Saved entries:
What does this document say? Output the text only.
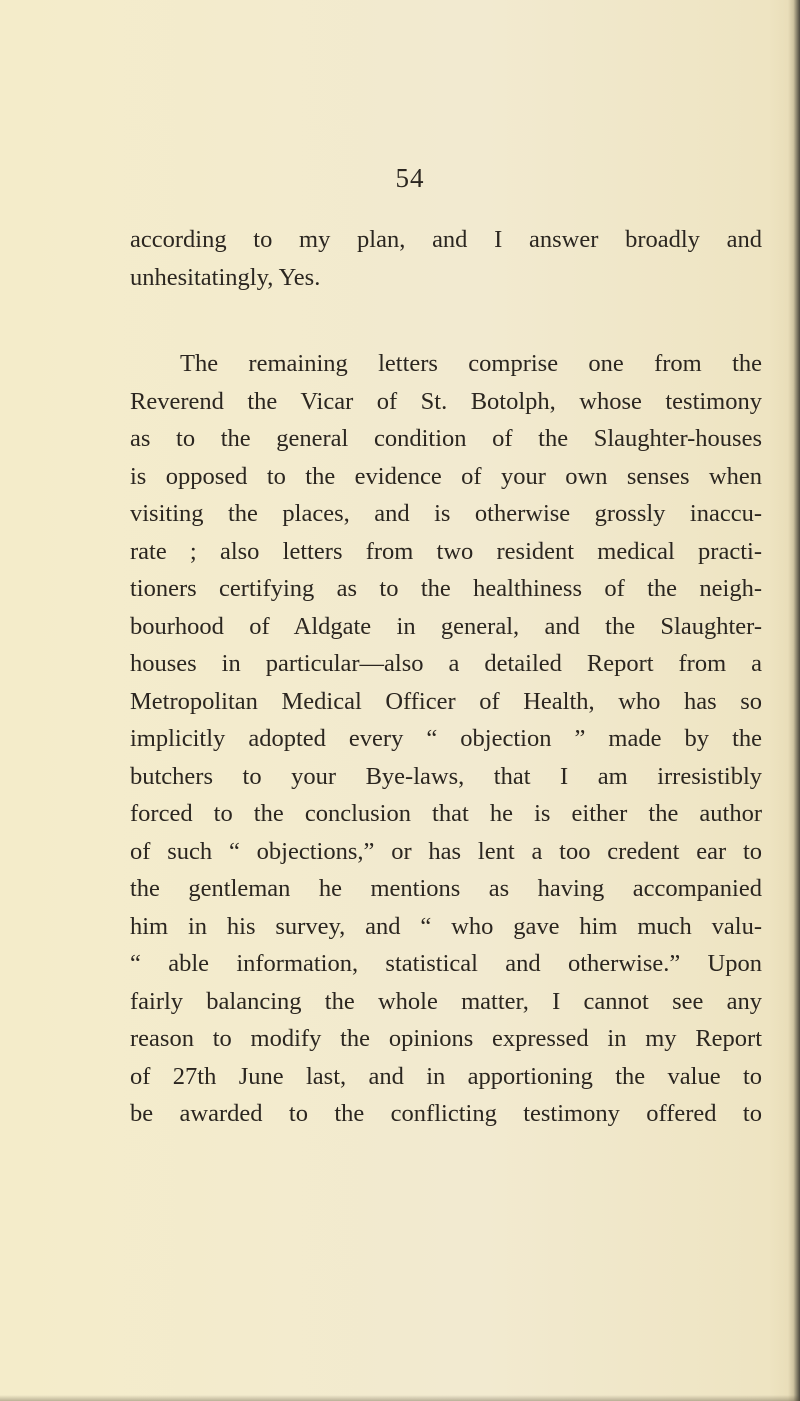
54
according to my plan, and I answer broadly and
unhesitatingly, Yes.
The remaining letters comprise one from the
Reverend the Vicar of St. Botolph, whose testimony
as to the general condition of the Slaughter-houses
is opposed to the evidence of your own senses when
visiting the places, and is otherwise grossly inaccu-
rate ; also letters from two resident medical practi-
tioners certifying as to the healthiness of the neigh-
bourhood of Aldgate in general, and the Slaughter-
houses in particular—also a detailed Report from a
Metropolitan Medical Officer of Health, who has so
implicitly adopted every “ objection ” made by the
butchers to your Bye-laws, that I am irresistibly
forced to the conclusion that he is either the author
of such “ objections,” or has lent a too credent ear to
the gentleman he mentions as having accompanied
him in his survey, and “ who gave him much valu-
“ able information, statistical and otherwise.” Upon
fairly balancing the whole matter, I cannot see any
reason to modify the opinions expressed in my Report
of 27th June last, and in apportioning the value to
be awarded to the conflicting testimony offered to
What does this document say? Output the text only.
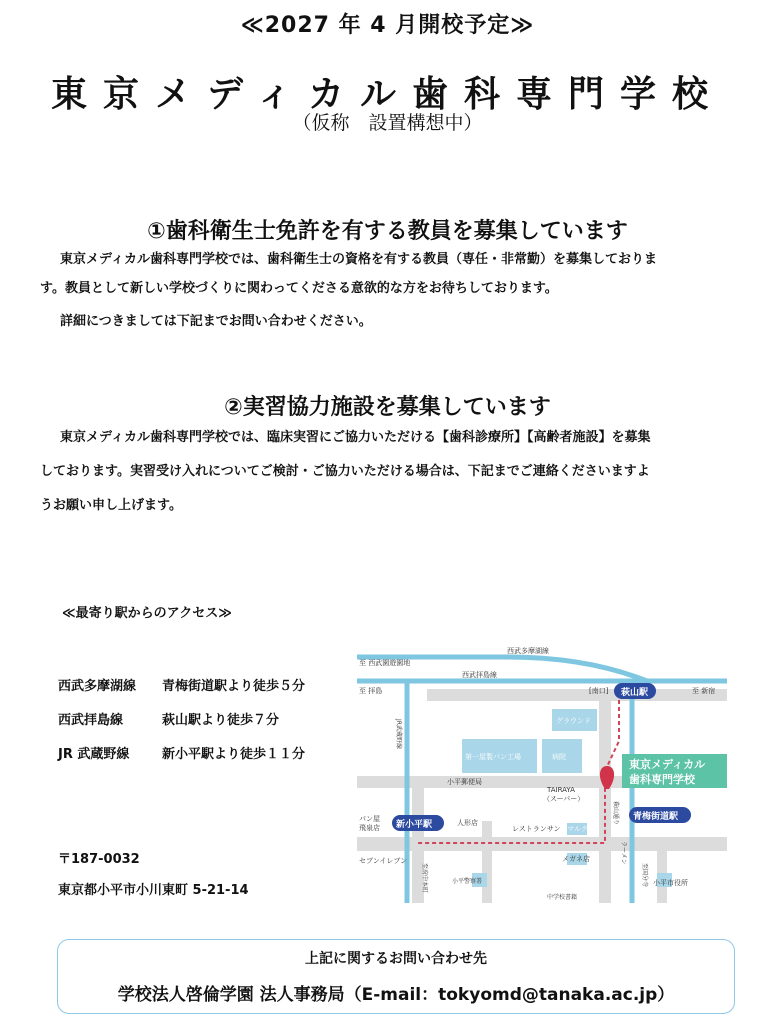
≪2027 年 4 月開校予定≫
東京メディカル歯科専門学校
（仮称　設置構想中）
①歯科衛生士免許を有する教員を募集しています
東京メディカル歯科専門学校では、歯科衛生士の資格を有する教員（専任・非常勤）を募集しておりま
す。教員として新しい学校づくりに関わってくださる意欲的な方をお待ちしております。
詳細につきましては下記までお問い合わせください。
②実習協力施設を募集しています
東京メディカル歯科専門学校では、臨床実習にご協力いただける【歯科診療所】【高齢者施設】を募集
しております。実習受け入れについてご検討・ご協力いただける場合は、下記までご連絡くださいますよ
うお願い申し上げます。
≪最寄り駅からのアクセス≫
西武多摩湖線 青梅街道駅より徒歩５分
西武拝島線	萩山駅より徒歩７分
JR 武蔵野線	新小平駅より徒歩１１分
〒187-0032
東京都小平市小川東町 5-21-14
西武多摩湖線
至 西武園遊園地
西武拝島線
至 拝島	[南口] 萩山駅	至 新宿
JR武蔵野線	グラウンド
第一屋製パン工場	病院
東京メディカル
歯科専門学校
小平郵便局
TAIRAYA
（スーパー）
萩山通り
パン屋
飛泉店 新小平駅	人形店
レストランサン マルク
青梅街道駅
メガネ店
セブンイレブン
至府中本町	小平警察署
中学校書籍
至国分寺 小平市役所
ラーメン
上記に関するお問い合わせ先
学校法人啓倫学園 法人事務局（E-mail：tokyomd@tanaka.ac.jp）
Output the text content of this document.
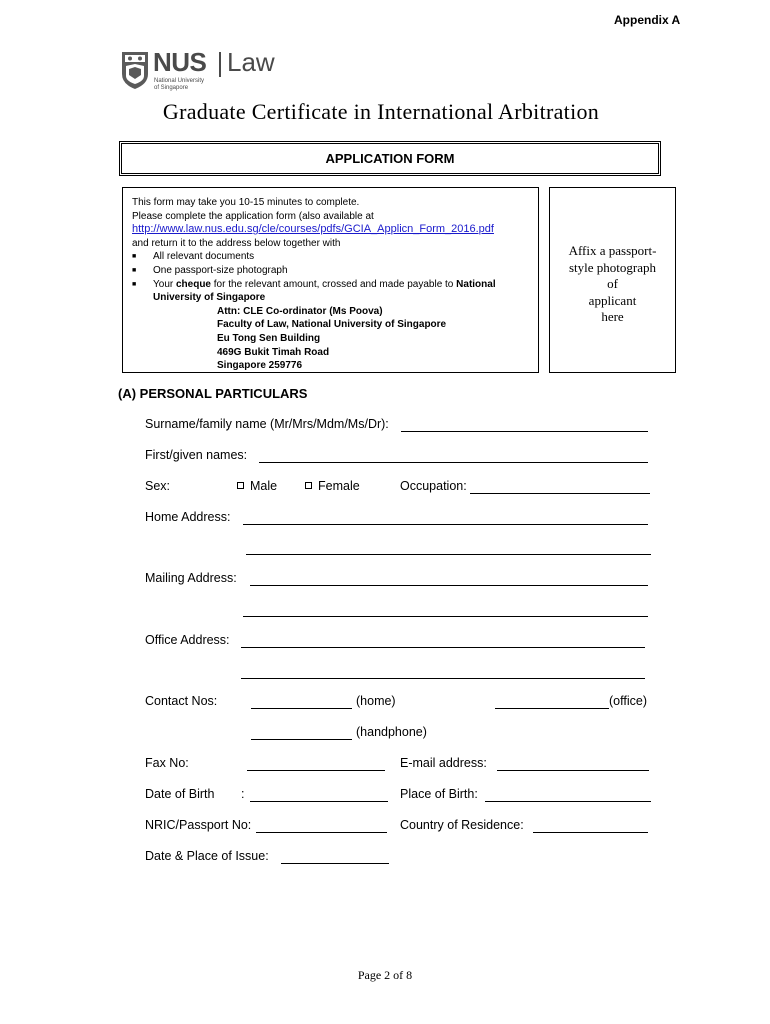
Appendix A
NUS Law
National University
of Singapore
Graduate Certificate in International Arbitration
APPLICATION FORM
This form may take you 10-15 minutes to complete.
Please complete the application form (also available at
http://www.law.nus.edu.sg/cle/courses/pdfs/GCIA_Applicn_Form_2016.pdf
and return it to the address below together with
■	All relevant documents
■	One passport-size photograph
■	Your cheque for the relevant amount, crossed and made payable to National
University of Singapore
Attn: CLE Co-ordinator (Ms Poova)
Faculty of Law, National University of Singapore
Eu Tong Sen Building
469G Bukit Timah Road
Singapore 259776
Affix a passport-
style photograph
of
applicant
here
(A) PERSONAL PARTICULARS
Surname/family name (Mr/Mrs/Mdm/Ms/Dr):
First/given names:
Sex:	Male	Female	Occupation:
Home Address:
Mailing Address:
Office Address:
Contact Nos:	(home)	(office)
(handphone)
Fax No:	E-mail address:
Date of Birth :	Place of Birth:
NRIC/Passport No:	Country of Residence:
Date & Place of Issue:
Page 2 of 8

## TASK
Exactly how many lines of the listing above contain the string "Slaughter"? Give no more than the number.

## CORRECT OUTPUT
2